Dataset entries on figures
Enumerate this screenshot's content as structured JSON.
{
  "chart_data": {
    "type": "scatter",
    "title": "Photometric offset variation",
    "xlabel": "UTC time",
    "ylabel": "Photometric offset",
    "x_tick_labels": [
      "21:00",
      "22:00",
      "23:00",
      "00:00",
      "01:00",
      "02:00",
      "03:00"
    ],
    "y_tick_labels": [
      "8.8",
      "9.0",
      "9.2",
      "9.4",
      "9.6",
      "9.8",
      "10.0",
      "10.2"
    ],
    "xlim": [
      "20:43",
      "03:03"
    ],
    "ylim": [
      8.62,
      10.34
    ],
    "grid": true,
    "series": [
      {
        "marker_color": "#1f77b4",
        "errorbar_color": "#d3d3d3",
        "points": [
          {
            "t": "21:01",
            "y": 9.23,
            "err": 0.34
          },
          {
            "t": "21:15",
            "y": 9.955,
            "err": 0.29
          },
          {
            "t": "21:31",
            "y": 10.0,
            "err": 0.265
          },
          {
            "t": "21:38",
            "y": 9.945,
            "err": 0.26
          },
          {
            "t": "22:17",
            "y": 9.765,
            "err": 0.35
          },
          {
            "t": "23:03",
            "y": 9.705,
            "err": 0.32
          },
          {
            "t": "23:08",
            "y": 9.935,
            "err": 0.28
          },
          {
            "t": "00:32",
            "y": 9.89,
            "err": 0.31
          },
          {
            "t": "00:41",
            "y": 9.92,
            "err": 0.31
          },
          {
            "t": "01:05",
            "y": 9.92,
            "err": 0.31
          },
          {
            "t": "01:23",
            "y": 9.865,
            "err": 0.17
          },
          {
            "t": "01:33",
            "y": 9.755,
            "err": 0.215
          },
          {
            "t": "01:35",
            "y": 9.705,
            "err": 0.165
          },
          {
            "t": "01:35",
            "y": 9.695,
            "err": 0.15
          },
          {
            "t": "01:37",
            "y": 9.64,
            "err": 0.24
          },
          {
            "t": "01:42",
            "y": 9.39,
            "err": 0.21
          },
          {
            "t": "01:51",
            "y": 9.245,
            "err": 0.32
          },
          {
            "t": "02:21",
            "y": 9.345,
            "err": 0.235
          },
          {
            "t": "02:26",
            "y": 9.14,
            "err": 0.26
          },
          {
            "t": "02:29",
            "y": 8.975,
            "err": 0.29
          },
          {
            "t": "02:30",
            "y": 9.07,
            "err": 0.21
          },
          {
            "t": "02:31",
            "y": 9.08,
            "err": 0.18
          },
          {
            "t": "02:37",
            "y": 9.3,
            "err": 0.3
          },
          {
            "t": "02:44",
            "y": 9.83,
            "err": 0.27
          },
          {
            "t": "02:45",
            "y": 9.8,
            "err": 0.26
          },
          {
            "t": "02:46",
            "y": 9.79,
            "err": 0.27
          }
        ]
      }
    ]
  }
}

### TASK PROMPT
Search the records for the word "offset" and copy every line where it occurs.

### RESPONSE TO THIS TASK
    "title": "Photometric offset variation",
    "ylabel": "Photometric offset",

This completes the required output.